What follows is a set of records; repeat all of them exactly.

<<<<

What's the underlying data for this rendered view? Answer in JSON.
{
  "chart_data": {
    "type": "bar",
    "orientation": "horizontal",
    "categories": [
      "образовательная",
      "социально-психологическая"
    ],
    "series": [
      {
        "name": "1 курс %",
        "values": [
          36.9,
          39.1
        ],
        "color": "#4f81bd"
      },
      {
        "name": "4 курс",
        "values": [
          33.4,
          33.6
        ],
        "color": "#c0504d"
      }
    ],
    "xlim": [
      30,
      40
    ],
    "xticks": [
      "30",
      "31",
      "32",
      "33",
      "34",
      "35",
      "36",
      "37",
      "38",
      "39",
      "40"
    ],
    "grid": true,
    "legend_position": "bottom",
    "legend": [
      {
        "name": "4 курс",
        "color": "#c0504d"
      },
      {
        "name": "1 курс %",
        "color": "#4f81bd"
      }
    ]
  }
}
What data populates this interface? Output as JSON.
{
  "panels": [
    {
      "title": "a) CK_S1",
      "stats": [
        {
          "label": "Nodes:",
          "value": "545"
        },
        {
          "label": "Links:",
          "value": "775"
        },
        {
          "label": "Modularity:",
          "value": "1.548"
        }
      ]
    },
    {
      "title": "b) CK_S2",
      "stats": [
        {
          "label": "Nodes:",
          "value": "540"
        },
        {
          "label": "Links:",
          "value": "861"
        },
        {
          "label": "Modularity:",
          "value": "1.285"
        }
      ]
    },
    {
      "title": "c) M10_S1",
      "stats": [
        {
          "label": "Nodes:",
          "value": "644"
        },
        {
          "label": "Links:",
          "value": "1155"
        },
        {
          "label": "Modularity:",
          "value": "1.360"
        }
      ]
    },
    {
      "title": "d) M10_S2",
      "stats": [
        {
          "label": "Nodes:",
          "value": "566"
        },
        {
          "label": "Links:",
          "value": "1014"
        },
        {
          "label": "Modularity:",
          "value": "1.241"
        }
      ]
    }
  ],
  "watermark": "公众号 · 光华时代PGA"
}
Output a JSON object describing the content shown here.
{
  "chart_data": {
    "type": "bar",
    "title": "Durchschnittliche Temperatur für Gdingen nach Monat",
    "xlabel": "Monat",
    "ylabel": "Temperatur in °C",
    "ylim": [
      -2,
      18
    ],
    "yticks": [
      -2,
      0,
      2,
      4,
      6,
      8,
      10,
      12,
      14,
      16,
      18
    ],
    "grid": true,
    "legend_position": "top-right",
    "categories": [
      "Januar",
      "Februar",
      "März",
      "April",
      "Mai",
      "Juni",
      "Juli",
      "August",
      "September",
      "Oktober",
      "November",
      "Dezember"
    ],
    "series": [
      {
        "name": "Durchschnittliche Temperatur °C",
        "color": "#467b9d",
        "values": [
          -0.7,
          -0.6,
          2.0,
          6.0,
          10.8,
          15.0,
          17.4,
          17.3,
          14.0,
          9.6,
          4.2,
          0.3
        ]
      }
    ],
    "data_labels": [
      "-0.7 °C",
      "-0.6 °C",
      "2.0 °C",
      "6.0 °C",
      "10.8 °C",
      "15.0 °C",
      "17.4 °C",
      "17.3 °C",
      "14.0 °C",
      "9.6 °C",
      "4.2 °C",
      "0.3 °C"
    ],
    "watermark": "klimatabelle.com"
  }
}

>>>>

Correct result =>
What's the underlying data for this rendered view? Answer in JSON.
{
  "chart_data": {
    "type": "bar",
    "orientation": "horizontal",
    "categories": [
      "образовательная",
      "социально-психологическая"
    ],
    "series": [
      {
        "name": "1 курс %",
        "values": [
          36.9,
          39.1
        ],
        "color": "#4f81bd"
      },
      {
        "name": "4 курс",
        "values": [
          33.4,
          33.6
        ],
        "color": "#c0504d"
      }
    ],
    "xlim": [
      30,
      40
    ],
    "xticks": [
      "30",
      "31",
      "32",
      "33",
      "34",
      "35",
      "36",
      "37",
      "38",
      "39",
      "40"
    ],
    "grid": true,
    "legend_position": "bottom",
    "legend": [
      {
        "name": "4 курс",
        "color": "#c0504d"
      },
      {
        "name": "1 курс %",
        "color": "#4f81bd"
      }
    ]
  }
}
What data populates this interface? Output as JSON.
{
  "panels": [
    {
      "title": "a) CK_S1",
      "stats": [
        {
          "label": "Nodes:",
          "value": "545"
        },
        {
          "label": "Links:",
          "value": "775"
        },
        {
          "label": "Modularity:",
          "value": "1.548"
        }
      ]
    },
    {
      "title": "b) CK_S2",
      "stats": [
        {
          "label": "Nodes:",
          "value": "540"
        },
        {
          "label": "Links:",
          "value": "861"
        },
        {
          "label": "Modularity:",
          "value": "1.285"
        }
      ]
    },
    {
      "title": "c) M10_S1",
      "stats": [
        {
          "label": "Nodes:",
          "value": "644"
        },
        {
          "label": "Links:",
          "value": "1155"
        },
        {
          "label": "Modularity:",
          "value": "1.360"
        }
      ]
    },
    {
      "title": "d) M10_S2",
      "stats": [
        {
          "label": "Nodes:",
          "value": "566"
        },
        {
          "label": "Links:",
          "value": "1014"
        },
        {
          "label": "Modularity:",
          "value": "1.241"
        }
      ]
    }
  ],
  "watermark": "公众号 · 光华时代PGA"
}
Output a JSON object describing the content shown here.
{
  "chart_data": {
    "type": "bar",
    "title": "Durchschnittliche Temperatur für Gdingen nach Monat",
    "xlabel": "Monat",
    "ylabel": "Temperatur in °C",
    "ylim": [
      -2,
      18
    ],
    "yticks": [
      -2,
      0,
      2,
      4,
      6,
      8,
      10,
      12,
      14,
      16,
      18
    ],
    "grid": true,
    "legend_position": "top-right",
    "categories": [
      "Januar",
      "Februar",
      "März",
      "April",
      "Mai",
      "Juni",
      "Juli",
      "August",
      "September",
      "Oktober",
      "November",
      "Dezember"
    ],
    "series": [
      {
        "name": "Durchschnittliche Temperatur °C",
        "color": "#467b9d",
        "values": [
          -0.7,
          -0.6,
          2.0,
          6.0,
          10.8,
          15.0,
          17.4,
          17.3,
          14.0,
          9.6,
          4.2,
          0.3
        ]
      }
    ],
    "data_labels": [
      "-0.7 °C",
      "-0.6 °C",
      "2.0 °C",
      "6.0 °C",
      "10.8 °C",
      "15.0 °C",
      "17.4 °C",
      "17.3 °C",
      "14.0 °C",
      "9.6 °C",
      "4.2 °C",
      "0.3 °C"
    ],
    "watermark": "klimatabelle.com"
  }
}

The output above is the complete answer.